## Exercise brief
Count the lines in the items below that contain the string "文件系统类型", treating case as significant, and give only the number.

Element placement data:
•••
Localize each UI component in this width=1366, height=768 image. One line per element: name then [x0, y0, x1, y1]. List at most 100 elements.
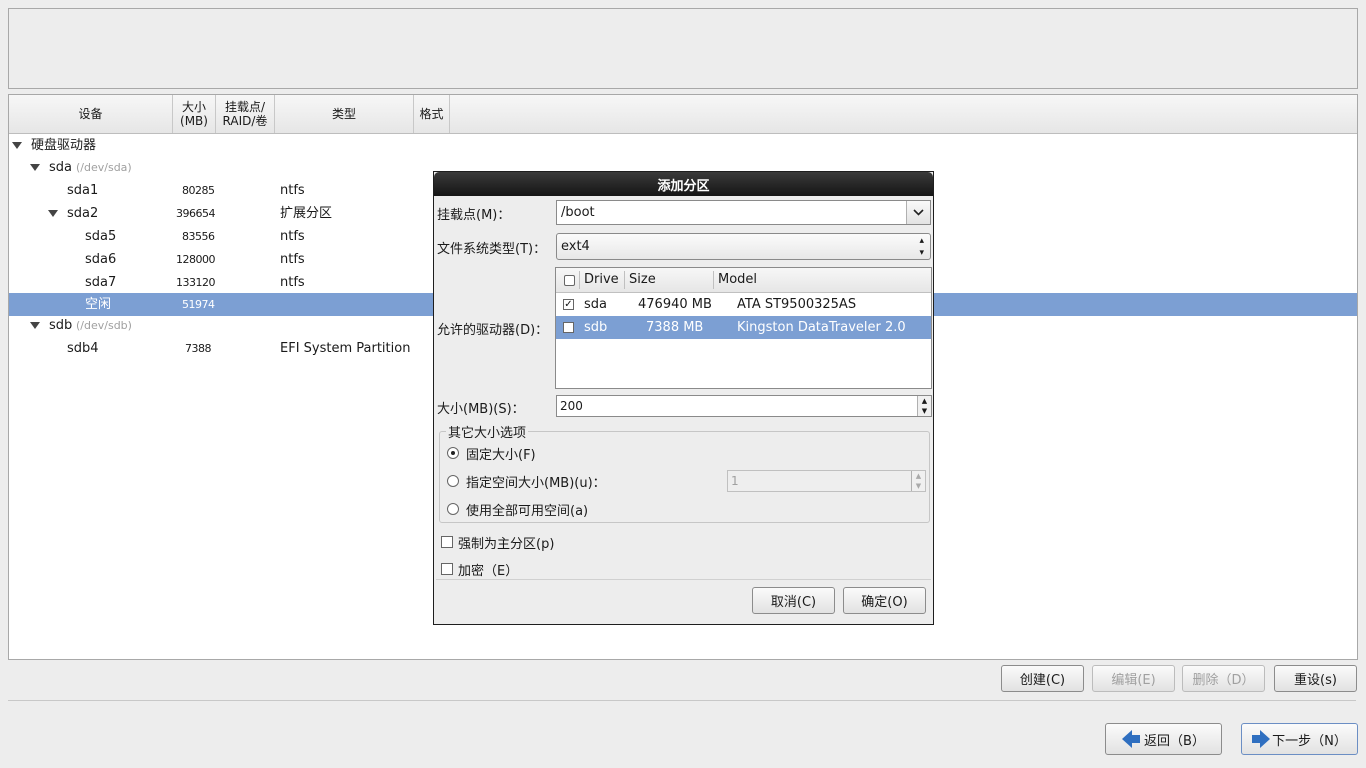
- fixed-size-label: 固定大小(F): [466, 448, 536, 463]
- mount-point-label: 挂载点(M)：: [437, 208, 511, 223]
- row-type: EFI System Partition: [280, 341, 411, 356]
- column-divider: [624, 271, 625, 289]
- drive-size: 476940 MB: [638, 297, 712, 312]
- row-path: (/dev/sdb): [76, 319, 132, 332]
- row-type: ntfs: [280, 183, 305, 198]
- model-column[interactable]: Model: [718, 272, 757, 287]
- spin-arrows-icon[interactable]: ▲ ▼: [911, 471, 925, 491]
- dialog-divider: [436, 579, 931, 580]
- column-mount[interactable]: 挂载点/ RAID/卷: [216, 95, 275, 133]
- column-device[interactable]: 设备: [9, 95, 173, 133]
- row-size: 128000: [176, 253, 216, 266]
- top-info-panel: [8, 8, 1358, 89]
- dialog-title: 添加分区: [434, 172, 933, 196]
- size-column[interactable]: Size: [629, 272, 656, 287]
- row-label: 硬盘驱动器: [31, 138, 97, 153]
- row-type: ntfs: [280, 275, 305, 290]
- fixed-size-radio[interactable]: [447, 447, 459, 459]
- row-label: sda6: [85, 252, 117, 267]
- next-button[interactable]: 下一步（N）: [1241, 723, 1358, 755]
- size-value: 200: [560, 399, 583, 413]
- row-label: sda2: [67, 206, 99, 221]
- spin-arrows-icon[interactable]: ▲ ▼: [917, 396, 931, 416]
- force-primary-checkbox[interactable]: [441, 536, 453, 548]
- group-title: 其它大小选项: [446, 422, 529, 441]
- drive-column[interactable]: Drive: [584, 272, 619, 287]
- drives-list-header: Drive Size Model: [556, 268, 931, 293]
- fs-type-value: ext4: [561, 239, 590, 254]
- column-divider: [713, 271, 714, 289]
- tree-row-hard-drives[interactable]: 硬盘驱动器: [9, 134, 1357, 157]
- create-button[interactable]: 创建(C): [1001, 665, 1084, 692]
- mount-point-combo[interactable]: /boot: [556, 200, 931, 225]
- back-label: 返回（B）: [1144, 733, 1205, 749]
- updown-arrows-icon: ▴ ▾: [919, 236, 924, 258]
- specify-size-spinbox[interactable]: 1 ▲ ▼: [727, 470, 926, 492]
- mount-point-value: /boot: [561, 205, 595, 220]
- fs-type-label: 文件系统类型(T)：: [437, 242, 547, 257]
- tree-column-header: 设备 大小 (MB) 挂载点/ RAID/卷 类型 格式: [9, 95, 1357, 134]
- allowed-drives-label: 允许的驱动器(D)：: [437, 323, 549, 338]
- encrypt-checkbox[interactable]: [441, 563, 453, 575]
- row-size: 7388: [185, 342, 212, 355]
- drive-row-sdb[interactable]: sdb 7388 MB Kingston DataTraveler 2.0: [556, 316, 931, 339]
- select-all-checkbox[interactable]: [564, 275, 575, 286]
- row-label: sda1: [67, 183, 99, 198]
- row-size: 51974: [182, 298, 215, 311]
- column-format[interactable]: 格式: [414, 95, 450, 133]
- row-label: sdb4: [67, 341, 99, 356]
- back-button[interactable]: 返回（B）: [1105, 723, 1222, 755]
- other-size-options-group: 其它大小选项 固定大小(F) 指定空间大小(MB)(u)： 1 ▲ ▼ 使用全部可…: [439, 422, 930, 523]
- row-size: 133120: [176, 276, 216, 289]
- delete-button[interactable]: 删除（D）: [1182, 665, 1265, 692]
- row-label: 空闲: [85, 297, 112, 312]
- divider: [8, 700, 1356, 701]
- arrow-right-icon: [1252, 730, 1271, 748]
- drive-row-sda[interactable]: ✓ sda 476940 MB ATA ST9500325AS: [556, 293, 931, 316]
- chevron-down-icon[interactable]: [906, 201, 930, 224]
- row-size: 80285: [182, 184, 215, 197]
- cancel-button[interactable]: 取消(C): [752, 587, 835, 614]
- fill-space-radio[interactable]: [447, 503, 459, 515]
- drive-model: ATA ST9500325AS: [737, 297, 857, 312]
- ok-button[interactable]: 确定(O): [843, 587, 926, 614]
- specify-size-radio[interactable]: [447, 475, 459, 487]
- size-label: 大小(MB)(S)：: [437, 402, 525, 417]
- specify-size-label: 指定空间大小(MB)(u)：: [466, 476, 606, 491]
- edit-button[interactable]: 编辑(E): [1092, 665, 1175, 692]
- drives-list[interactable]: Drive Size Model ✓ sda 476940 MB ATA ST9…: [555, 267, 932, 389]
- force-primary-label: 强制为主分区(p): [458, 537, 555, 552]
- next-label: 下一步（N）: [1272, 733, 1347, 749]
- expander-down-icon[interactable]: [30, 164, 40, 171]
- fs-type-select[interactable]: ext4 ▴ ▾: [556, 233, 931, 260]
- row-size: 396654: [176, 207, 216, 220]
- drive-size: 7388 MB: [646, 320, 704, 335]
- expander-down-icon[interactable]: [12, 142, 22, 149]
- expander-down-icon[interactable]: [30, 322, 40, 329]
- row-type: ntfs: [280, 252, 305, 267]
- drive-name: sda: [584, 297, 607, 312]
- column-type[interactable]: 类型: [275, 95, 414, 133]
- row-type: ntfs: [280, 229, 305, 244]
- column-size[interactable]: 大小 (MB): [173, 95, 216, 133]
- drive-name: sdb: [584, 320, 608, 335]
- drive-model: Kingston DataTraveler 2.0: [737, 320, 906, 335]
- row-label: sda5: [85, 229, 117, 244]
- row-path: (/dev/sda): [76, 161, 132, 174]
- fill-space-label: 使用全部可用空间(a): [466, 504, 589, 519]
- encrypt-label: 加密（E）: [458, 564, 519, 579]
- arrow-left-icon: [1122, 730, 1141, 748]
- drive-checkbox-checked[interactable]: ✓: [563, 299, 574, 310]
- row-label: sda7: [85, 275, 117, 290]
- column-divider: [579, 271, 580, 289]
- row-label: sdb: [49, 318, 73, 333]
- reset-button[interactable]: 重设(s): [1274, 665, 1357, 692]
- specify-size-value: 1: [731, 474, 739, 488]
- row-type: 扩展分区: [280, 206, 333, 221]
- add-partition-dialog: 添加分区 挂载点(M)： /boot 文件系统类型(T)： ext4 ▴ ▾ 允许…: [433, 171, 934, 625]
- drive-checkbox[interactable]: [563, 322, 574, 333]
- row-size: 83556: [182, 230, 215, 243]
- row-label: sda: [49, 160, 72, 175]
- size-spinbox[interactable]: 200 ▲ ▼: [556, 395, 932, 417]
- expander-down-icon[interactable]: [48, 210, 58, 217]
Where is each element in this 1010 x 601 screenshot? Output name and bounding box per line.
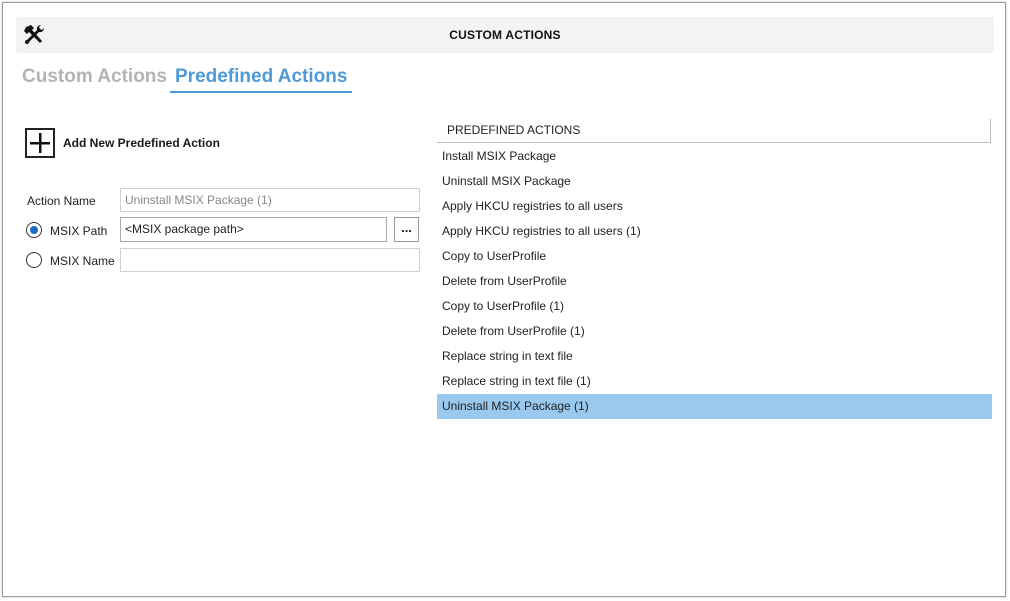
list-item[interactable]: Delete from UserProfile (1)	[437, 319, 992, 344]
msix-path-radio[interactable]	[26, 222, 42, 238]
add-button-label: Add New Predefined Action	[63, 136, 220, 150]
page-title: CUSTOM ACTIONS	[449, 28, 561, 42]
msix-path-field[interactable]: <MSIX package path>	[120, 217, 387, 242]
predefined-actions-list: Install MSIX Package Uninstall MSIX Packa…	[437, 144, 992, 419]
list-item[interactable]: Apply HKCU registries to all users (1)	[437, 219, 992, 244]
list-item[interactable]: Uninstall MSIX Package	[437, 169, 992, 194]
list-item[interactable]: Copy to UserProfile	[437, 244, 992, 269]
plus-icon	[25, 128, 55, 158]
tab-predefined-actions[interactable]: Predefined Actions	[170, 66, 353, 93]
msix-name-field[interactable]	[120, 248, 420, 272]
header-bar: CUSTOM ACTIONS	[16, 17, 994, 53]
action-name-label: Action Name	[27, 194, 96, 208]
msix-path-label: MSIX Path	[50, 224, 108, 238]
tab-custom-actions[interactable]: Custom Actions	[22, 66, 167, 91]
list-item[interactable]: Replace string in text file (1)	[437, 369, 992, 394]
list-item[interactable]: Install MSIX Package	[437, 144, 992, 169]
predefined-actions-header: PREDEFINED ACTIONS	[437, 119, 991, 143]
msix-name-label: MSIX Name	[50, 254, 115, 268]
list-item[interactable]: Apply HKCU registries to all users	[437, 194, 992, 219]
list-item[interactable]: Uninstall MSIX Package (1)	[437, 394, 992, 419]
list-item[interactable]: Replace string in text file	[437, 344, 992, 369]
add-predefined-action-button[interactable]: Add New Predefined Action	[25, 126, 220, 160]
msix-name-radio[interactable]	[26, 252, 42, 268]
list-item[interactable]: Copy to UserProfile (1)	[437, 294, 992, 319]
action-name-field[interactable]: Uninstall MSIX Package (1)	[120, 188, 420, 212]
browse-button[interactable]: ...	[394, 217, 419, 242]
list-item[interactable]: Delete from UserProfile	[437, 269, 992, 294]
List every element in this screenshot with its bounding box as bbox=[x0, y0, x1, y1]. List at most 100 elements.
•••
## Completed exercise
2